Exercise instructions:
Filter for the word "Sales" and keep each matching line.

Given information:
• • •
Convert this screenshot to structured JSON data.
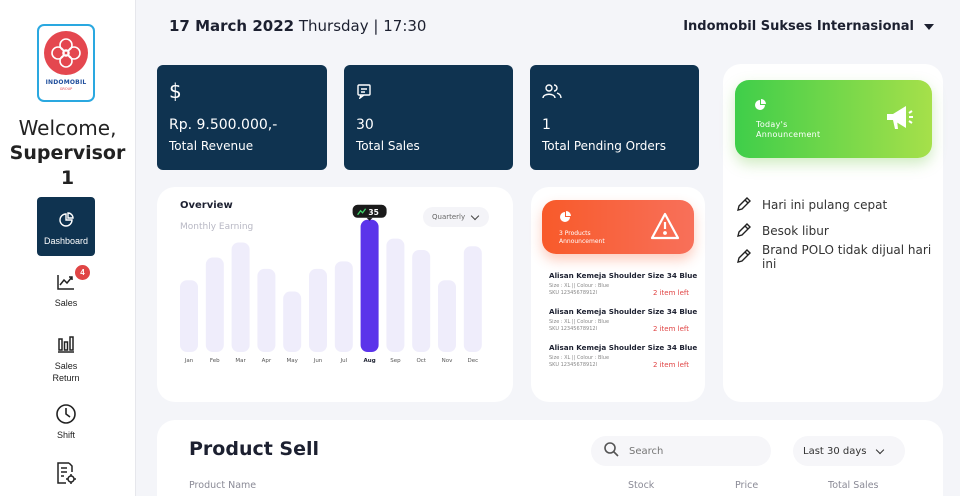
{
  "sidebar": {
    "logo": {
      "brand": "INDOMOBIL",
      "sub": "GROUP"
    },
    "welcome": "Welcome,",
    "user": "Supervisor 1",
    "items": [
      {
        "label": "Dashboard",
        "icon": "pie-chart-icon",
        "active": true
      },
      {
        "label": "Sales",
        "icon": "line-chart-icon",
        "badge": "4"
      },
      {
        "label": "Sales Return",
        "icon": "bar-chart-icon"
      },
      {
        "label": "Shift",
        "icon": "clock-icon"
      },
      {
        "label": "",
        "icon": "report-settings-icon"
      }
    ]
  },
  "header": {
    "date": "17 March 2022",
    "day": "Thursday",
    "time": "17:30",
    "company": "Indomobil Sukses Internasional"
  },
  "stats": [
    {
      "icon": "dollar-icon",
      "value": "Rp. 9.500.000,-",
      "label": "Total Revenue"
    },
    {
      "icon": "receipt-icon",
      "value": "30",
      "label": "Total Sales"
    },
    {
      "icon": "users-icon",
      "value": "1",
      "label": "Total Pending Orders"
    }
  ],
  "announcement": {
    "title_line1": "Today's",
    "title_line2": "Announcement",
    "items": [
      "Hari ini pulang cepat",
      "Besok libur",
      "Brand POLO tidak dijual hari ini"
    ]
  },
  "overview": {
    "title": "Overview",
    "subtitle": "Monthly Earning",
    "period": "Quarterly"
  },
  "chart_data": {
    "type": "bar",
    "categories": [
      "Jan",
      "Feb",
      "Mar",
      "Apr",
      "May",
      "Jun",
      "Jul",
      "Aug",
      "Sep",
      "Oct",
      "Nov",
      "Dec"
    ],
    "values": [
      19,
      25,
      29,
      22,
      16,
      22,
      24,
      35,
      30,
      27,
      19,
      28
    ],
    "highlighted": "Aug",
    "highlight_label": "35",
    "ylim": [
      0,
      36
    ],
    "grid": false,
    "colors": {
      "bar": "#efedfb",
      "highlight": "#5b34ea",
      "tooltip": "#1a1a1a"
    }
  },
  "products_announcement": {
    "title_line1": "3 Products",
    "title_line2": "Announcement",
    "items": [
      {
        "name": "Alisan Kemeja Shoulder Size 34 Blue",
        "detail": "Size : XL || Colour : Blue",
        "sku": "SKU 12345678912I",
        "stock": "2 item left"
      },
      {
        "name": "Alisan Kemeja Shoulder Size 34 Blue",
        "detail": "Size : XL || Colour : Blue",
        "sku": "SKU 12345678912I",
        "stock": "2 item left"
      },
      {
        "name": "Alisan Kemeja Shoulder Size 34 Blue",
        "detail": "Size : XL || Colour : Blue",
        "sku": "SKU 12345678912I",
        "stock": "2 item left"
      }
    ]
  },
  "product_sell": {
    "title": "Product Sell",
    "search_placeholder": "Search",
    "range": "Last 30 days",
    "columns": [
      "Product Name",
      "Stock",
      "Price",
      "Total Sales"
    ]
  }
}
• • •
Complete answer:
        "label": "Sales",
        "label": "Sales Return",
      "label": "Total Sales"
      "Total Sales"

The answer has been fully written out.